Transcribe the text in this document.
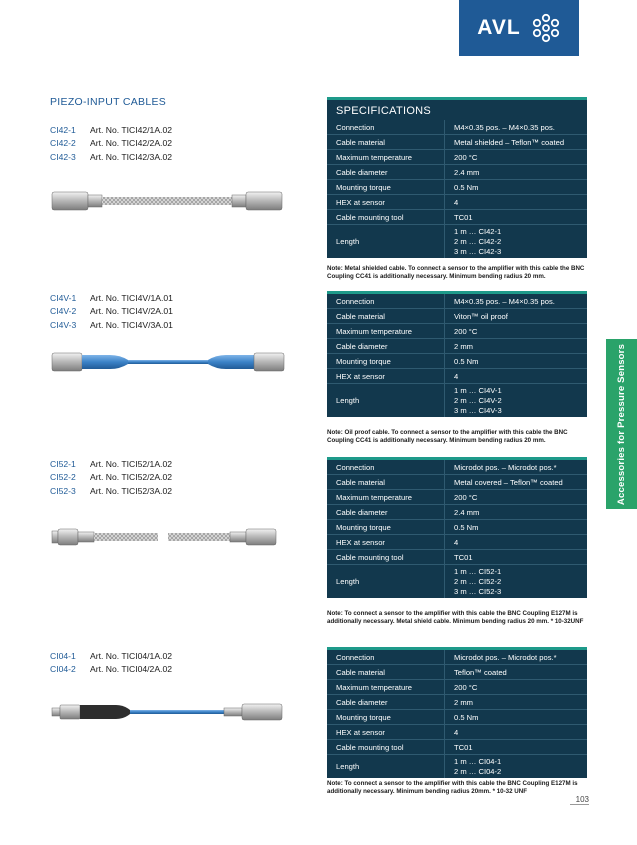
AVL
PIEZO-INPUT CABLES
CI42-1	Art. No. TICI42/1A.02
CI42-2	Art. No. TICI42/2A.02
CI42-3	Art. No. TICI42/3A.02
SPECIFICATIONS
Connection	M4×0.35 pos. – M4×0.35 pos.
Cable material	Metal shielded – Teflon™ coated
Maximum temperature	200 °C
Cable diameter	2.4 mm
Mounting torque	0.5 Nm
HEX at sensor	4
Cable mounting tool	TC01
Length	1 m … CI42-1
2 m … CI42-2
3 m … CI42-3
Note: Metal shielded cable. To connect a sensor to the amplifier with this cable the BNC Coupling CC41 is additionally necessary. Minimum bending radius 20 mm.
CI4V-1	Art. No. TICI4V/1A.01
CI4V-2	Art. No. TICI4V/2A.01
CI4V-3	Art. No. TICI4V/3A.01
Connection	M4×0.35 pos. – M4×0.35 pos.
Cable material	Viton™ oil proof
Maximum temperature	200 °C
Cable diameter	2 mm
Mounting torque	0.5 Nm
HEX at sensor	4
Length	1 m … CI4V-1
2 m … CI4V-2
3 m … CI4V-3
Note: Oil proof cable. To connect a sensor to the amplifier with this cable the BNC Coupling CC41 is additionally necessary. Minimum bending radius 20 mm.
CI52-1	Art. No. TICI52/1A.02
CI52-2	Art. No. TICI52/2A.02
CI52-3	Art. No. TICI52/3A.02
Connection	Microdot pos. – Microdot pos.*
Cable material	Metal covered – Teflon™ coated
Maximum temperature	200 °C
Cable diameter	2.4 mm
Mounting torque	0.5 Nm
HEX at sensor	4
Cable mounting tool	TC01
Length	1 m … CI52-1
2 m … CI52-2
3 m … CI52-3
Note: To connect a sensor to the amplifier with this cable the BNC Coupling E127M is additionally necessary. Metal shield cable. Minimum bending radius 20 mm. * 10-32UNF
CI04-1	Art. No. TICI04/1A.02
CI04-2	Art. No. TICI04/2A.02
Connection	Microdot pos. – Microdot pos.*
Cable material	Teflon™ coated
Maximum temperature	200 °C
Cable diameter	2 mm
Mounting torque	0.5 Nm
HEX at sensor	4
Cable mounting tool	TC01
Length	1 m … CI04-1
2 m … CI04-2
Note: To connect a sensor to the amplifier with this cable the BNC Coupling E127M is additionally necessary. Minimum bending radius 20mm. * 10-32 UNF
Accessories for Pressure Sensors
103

* * *

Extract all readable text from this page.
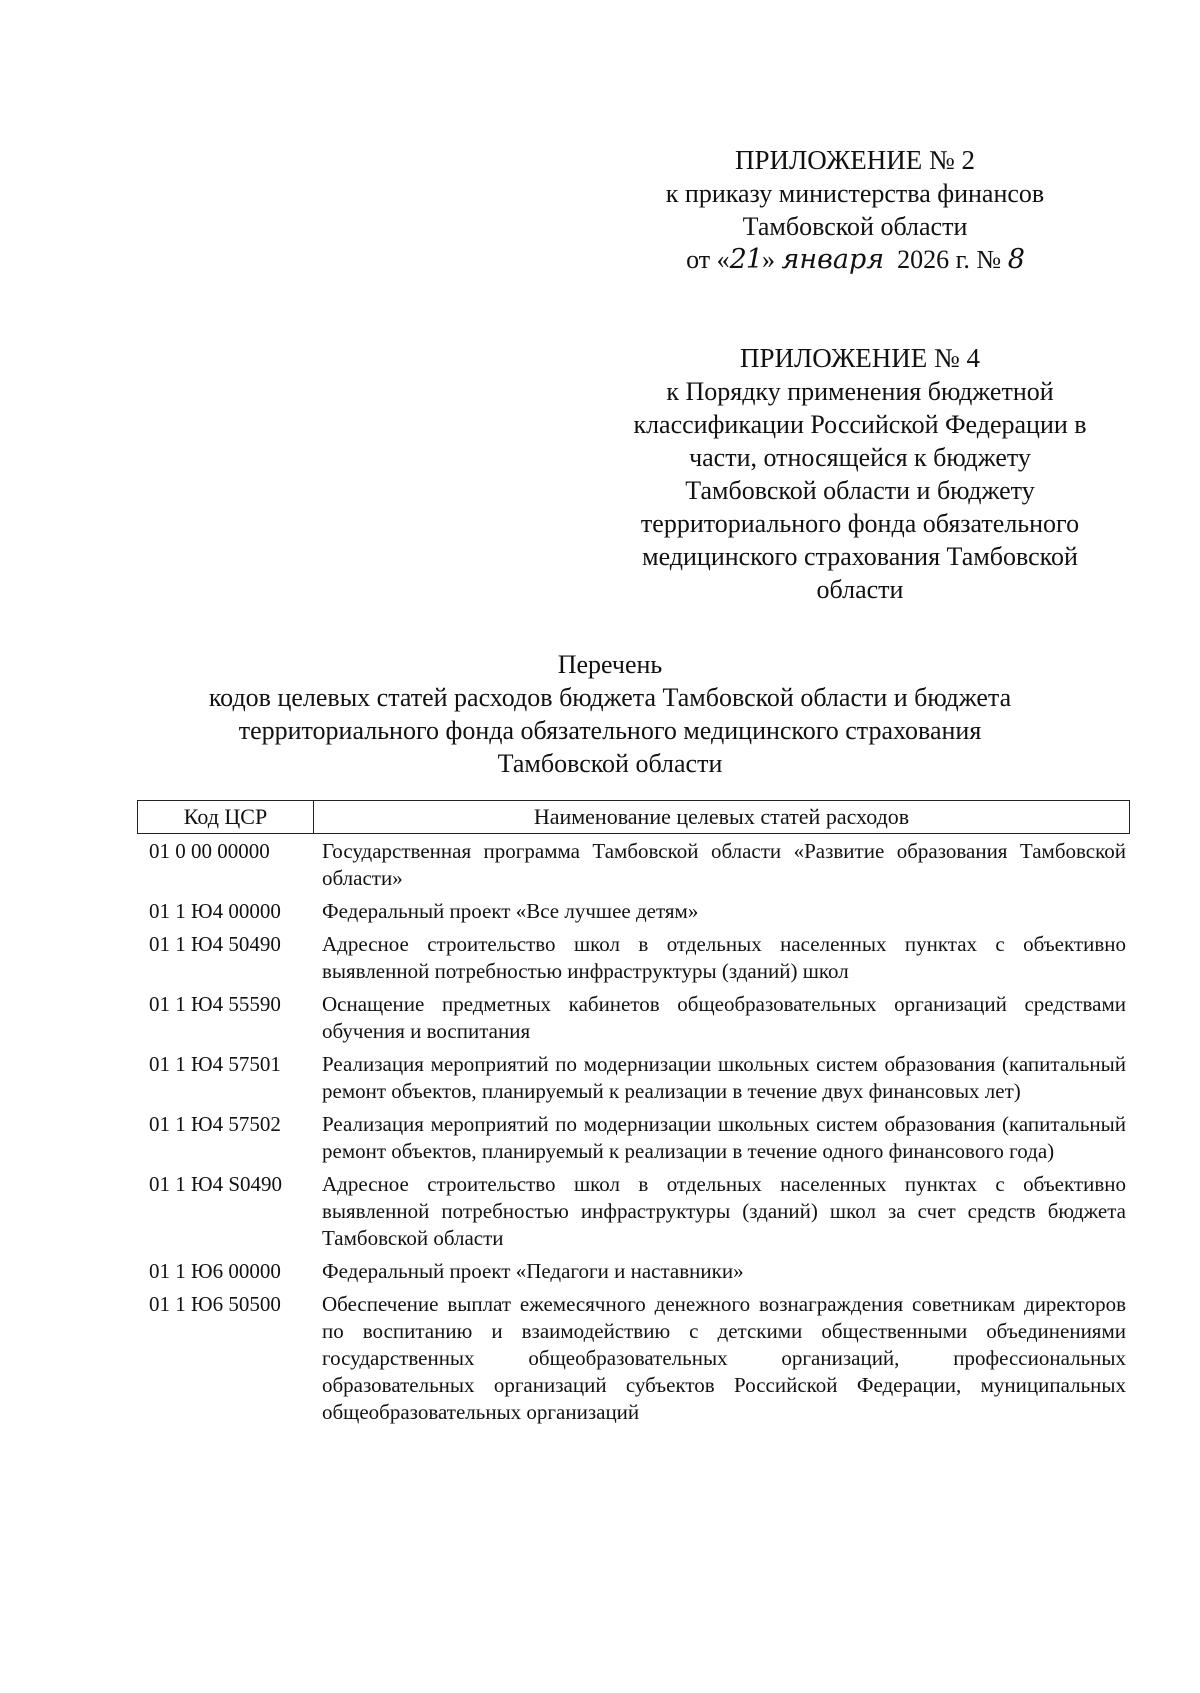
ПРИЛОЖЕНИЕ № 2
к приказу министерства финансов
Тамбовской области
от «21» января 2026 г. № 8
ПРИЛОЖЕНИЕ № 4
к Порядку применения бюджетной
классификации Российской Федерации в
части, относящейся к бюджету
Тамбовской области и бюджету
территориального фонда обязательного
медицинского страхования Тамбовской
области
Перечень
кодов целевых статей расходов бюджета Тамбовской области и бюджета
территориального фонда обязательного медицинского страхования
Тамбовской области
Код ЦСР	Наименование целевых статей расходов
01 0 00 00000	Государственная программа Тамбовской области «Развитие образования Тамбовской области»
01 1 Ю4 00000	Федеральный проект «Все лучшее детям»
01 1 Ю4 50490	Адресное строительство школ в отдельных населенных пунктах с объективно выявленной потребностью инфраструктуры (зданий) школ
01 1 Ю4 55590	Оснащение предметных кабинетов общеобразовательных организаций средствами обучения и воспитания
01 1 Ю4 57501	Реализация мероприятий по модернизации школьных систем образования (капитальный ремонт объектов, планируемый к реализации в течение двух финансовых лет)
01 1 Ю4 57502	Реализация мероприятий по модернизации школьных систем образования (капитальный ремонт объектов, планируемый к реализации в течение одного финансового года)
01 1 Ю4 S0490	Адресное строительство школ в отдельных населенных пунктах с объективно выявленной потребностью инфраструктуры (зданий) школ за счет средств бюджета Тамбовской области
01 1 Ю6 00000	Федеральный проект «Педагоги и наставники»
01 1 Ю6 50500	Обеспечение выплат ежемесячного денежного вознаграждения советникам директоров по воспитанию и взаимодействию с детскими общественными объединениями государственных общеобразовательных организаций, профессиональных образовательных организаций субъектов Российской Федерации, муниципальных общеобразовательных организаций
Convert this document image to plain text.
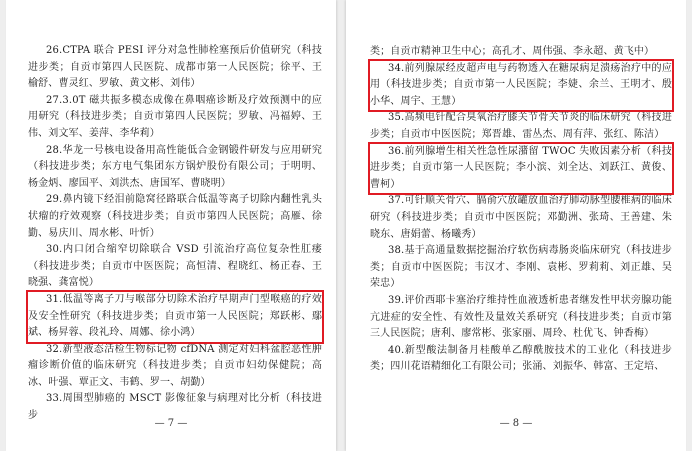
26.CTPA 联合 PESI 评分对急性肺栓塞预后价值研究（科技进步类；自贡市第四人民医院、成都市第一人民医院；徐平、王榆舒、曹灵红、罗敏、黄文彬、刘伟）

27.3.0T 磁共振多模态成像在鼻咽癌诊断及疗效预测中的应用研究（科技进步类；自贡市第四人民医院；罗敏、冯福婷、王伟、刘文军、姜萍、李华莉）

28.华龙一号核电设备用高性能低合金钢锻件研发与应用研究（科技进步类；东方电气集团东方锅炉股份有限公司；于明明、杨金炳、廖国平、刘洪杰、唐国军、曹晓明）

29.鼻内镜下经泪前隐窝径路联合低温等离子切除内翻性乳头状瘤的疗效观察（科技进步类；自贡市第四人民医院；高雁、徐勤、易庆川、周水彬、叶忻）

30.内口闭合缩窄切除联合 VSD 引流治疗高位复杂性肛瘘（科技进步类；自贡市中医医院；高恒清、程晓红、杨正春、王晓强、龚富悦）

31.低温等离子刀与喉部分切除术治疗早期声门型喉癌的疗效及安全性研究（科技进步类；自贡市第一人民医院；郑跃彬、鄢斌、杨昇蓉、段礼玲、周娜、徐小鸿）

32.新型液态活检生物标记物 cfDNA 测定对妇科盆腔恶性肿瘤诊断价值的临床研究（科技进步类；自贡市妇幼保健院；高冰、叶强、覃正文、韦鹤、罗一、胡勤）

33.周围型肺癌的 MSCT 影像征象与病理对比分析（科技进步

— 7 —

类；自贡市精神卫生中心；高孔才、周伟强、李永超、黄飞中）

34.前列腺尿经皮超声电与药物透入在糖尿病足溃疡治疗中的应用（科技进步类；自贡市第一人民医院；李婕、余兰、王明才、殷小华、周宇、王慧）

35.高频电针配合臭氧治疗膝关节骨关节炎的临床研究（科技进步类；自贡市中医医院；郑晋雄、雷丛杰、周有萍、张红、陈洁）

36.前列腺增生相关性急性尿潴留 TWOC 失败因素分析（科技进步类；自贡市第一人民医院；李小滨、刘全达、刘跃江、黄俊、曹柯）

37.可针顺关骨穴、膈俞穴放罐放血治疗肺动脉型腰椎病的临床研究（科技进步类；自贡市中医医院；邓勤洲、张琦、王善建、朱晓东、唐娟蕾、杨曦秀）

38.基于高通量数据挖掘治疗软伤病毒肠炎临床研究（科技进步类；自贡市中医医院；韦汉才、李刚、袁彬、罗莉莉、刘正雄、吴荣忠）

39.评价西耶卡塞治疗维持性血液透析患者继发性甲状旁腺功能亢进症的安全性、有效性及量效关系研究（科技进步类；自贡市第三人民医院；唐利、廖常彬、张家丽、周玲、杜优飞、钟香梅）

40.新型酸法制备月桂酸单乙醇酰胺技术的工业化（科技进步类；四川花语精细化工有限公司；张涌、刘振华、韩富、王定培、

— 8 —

OBJECTIVE:
Copy out every line holding the string "целевых".

OUTPUT FOR THIS EXERCISE:
кодов целевых статей расходов бюджета Тамбовской области и бюджета
Код ЦСР	Наименование целевых статей расходов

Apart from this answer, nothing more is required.